PROBLEM STATEMENT: Using the listing below, report all lines holding the word "催化燃烧".

RECORDS TO USE:
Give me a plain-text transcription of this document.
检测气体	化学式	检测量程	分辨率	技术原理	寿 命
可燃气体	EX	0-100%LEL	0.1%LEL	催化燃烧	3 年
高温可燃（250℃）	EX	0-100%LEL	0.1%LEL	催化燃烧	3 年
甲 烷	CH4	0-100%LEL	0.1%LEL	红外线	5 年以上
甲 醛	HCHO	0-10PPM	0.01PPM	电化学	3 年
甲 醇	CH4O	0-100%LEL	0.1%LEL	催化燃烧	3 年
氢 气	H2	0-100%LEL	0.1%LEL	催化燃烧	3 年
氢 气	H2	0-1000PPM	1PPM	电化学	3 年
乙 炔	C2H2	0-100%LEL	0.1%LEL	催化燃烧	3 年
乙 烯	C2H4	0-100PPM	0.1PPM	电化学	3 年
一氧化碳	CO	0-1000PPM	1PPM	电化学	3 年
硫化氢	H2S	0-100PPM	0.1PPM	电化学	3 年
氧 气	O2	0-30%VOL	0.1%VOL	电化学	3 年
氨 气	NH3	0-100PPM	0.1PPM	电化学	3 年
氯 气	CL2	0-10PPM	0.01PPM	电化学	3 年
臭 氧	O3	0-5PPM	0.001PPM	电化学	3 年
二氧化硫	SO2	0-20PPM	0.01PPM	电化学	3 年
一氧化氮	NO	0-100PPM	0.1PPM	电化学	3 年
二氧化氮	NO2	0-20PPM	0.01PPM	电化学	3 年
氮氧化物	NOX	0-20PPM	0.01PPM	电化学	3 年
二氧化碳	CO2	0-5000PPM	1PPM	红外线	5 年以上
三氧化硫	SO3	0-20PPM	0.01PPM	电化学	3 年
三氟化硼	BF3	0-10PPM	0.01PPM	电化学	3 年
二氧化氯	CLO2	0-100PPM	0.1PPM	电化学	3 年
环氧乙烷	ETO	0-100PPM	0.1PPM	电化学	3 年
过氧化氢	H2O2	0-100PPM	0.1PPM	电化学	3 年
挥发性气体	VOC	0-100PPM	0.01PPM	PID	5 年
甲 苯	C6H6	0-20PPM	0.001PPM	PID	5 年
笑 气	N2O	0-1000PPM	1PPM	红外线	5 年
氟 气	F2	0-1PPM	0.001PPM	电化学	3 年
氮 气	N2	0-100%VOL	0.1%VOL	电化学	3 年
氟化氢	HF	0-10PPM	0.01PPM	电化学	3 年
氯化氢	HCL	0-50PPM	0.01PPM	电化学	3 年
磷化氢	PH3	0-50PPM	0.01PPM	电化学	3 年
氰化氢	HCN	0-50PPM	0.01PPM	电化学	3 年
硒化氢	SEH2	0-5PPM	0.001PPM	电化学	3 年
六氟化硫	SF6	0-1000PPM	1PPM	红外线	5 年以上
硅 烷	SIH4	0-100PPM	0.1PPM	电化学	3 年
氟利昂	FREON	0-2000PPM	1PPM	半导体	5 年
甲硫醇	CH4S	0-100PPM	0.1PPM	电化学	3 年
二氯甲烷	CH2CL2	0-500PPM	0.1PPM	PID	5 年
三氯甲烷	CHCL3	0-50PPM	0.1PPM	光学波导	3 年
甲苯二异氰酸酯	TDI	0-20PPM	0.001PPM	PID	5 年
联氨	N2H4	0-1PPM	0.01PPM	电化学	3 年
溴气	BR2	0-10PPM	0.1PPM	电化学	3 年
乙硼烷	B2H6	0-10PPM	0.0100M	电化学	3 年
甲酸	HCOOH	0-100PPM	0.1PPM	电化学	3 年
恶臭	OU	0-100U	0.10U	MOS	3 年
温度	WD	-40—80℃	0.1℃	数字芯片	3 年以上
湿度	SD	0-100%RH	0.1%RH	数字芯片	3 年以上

COMPLETED TASK:
可燃气体	EX	0-100%LEL	0.1%LEL	催化燃烧	3 年
高温可燃（250℃）	EX	0-100%LEL	0.1%LEL	催化燃烧	3 年
甲 醇	CH4O	0-100%LEL	0.1%LEL	催化燃烧	3 年
氢 气	H2	0-100%LEL	0.1%LEL	催化燃烧	3 年
乙 炔	C2H2	0-100%LEL	0.1%LEL	催化燃烧	3 年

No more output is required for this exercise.